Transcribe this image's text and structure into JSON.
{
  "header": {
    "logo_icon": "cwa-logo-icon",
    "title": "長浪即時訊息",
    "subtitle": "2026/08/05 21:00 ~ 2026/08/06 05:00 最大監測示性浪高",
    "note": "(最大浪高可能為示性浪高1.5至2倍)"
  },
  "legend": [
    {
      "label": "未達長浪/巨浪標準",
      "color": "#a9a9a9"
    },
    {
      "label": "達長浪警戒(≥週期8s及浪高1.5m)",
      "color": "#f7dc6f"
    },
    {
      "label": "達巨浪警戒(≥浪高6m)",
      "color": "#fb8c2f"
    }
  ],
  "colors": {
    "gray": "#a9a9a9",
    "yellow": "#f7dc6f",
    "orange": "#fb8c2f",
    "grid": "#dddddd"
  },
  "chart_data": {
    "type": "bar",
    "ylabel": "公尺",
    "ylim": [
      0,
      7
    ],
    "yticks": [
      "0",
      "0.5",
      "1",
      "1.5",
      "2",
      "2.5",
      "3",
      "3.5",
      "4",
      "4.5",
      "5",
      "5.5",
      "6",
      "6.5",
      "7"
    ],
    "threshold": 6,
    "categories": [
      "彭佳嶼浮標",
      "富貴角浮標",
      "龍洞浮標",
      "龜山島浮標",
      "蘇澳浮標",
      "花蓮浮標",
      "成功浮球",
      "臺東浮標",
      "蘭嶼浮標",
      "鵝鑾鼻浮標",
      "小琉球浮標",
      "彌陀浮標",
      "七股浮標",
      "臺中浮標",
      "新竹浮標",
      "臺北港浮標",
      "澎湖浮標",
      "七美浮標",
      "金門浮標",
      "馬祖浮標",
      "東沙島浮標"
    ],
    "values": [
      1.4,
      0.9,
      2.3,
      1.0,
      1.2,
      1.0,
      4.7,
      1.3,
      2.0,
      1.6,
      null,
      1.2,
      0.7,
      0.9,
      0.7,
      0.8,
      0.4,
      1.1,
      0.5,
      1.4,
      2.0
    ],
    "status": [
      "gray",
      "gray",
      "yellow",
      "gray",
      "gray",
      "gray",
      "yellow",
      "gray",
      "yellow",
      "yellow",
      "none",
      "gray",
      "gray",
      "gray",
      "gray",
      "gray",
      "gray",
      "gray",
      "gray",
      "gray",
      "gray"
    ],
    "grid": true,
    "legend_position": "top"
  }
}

Aim of the task:
Return the listing above word for word.

Response to this task:
Transcribe this image's text and structure into JSON.
{
  "header": {
    "logo_icon": "cwa-logo-icon",
    "title": "長浪即時訊息",
    "subtitle": "2026/08/05 21:00 ~ 2026/08/06 05:00 最大監測示性浪高",
    "note": "(最大浪高可能為示性浪高1.5至2倍)"
  },
  "legend": [
    {
      "label": "未達長浪/巨浪標準",
      "color": "#a9a9a9"
    },
    {
      "label": "達長浪警戒(≥週期8s及浪高1.5m)",
      "color": "#f7dc6f"
    },
    {
      "label": "達巨浪警戒(≥浪高6m)",
      "color": "#fb8c2f"
    }
  ],
  "colors": {
    "gray": "#a9a9a9",
    "yellow": "#f7dc6f",
    "orange": "#fb8c2f",
    "grid": "#dddddd"
  },
  "chart_data": {
    "type": "bar",
    "ylabel": "公尺",
    "ylim": [
      0,
      7
    ],
    "yticks": [
      "0",
      "0.5",
      "1",
      "1.5",
      "2",
      "2.5",
      "3",
      "3.5",
      "4",
      "4.5",
      "5",
      "5.5",
      "6",
      "6.5",
      "7"
    ],
    "threshold": 6,
    "categories": [
      "彭佳嶼浮標",
      "富貴角浮標",
      "龍洞浮標",
      "龜山島浮標",
      "蘇澳浮標",
      "花蓮浮標",
      "成功浮球",
      "臺東浮標",
      "蘭嶼浮標",
      "鵝鑾鼻浮標",
      "小琉球浮標",
      "彌陀浮標",
      "七股浮標",
      "臺中浮標",
      "新竹浮標",
      "臺北港浮標",
      "澎湖浮標",
      "七美浮標",
      "金門浮標",
      "馬祖浮標",
      "東沙島浮標"
    ],
    "values": [
      1.4,
      0.9,
      2.3,
      1.0,
      1.2,
      1.0,
      4.7,
      1.3,
      2.0,
      1.6,
      null,
      1.2,
      0.7,
      0.9,
      0.7,
      0.8,
      0.4,
      1.1,
      0.5,
      1.4,
      2.0
    ],
    "status": [
      "gray",
      "gray",
      "yellow",
      "gray",
      "gray",
      "gray",
      "yellow",
      "gray",
      "yellow",
      "yellow",
      "none",
      "gray",
      "gray",
      "gray",
      "gray",
      "gray",
      "gray",
      "gray",
      "gray",
      "gray",
      "gray"
    ],
    "grid": true,
    "legend_position": "top"
  }
}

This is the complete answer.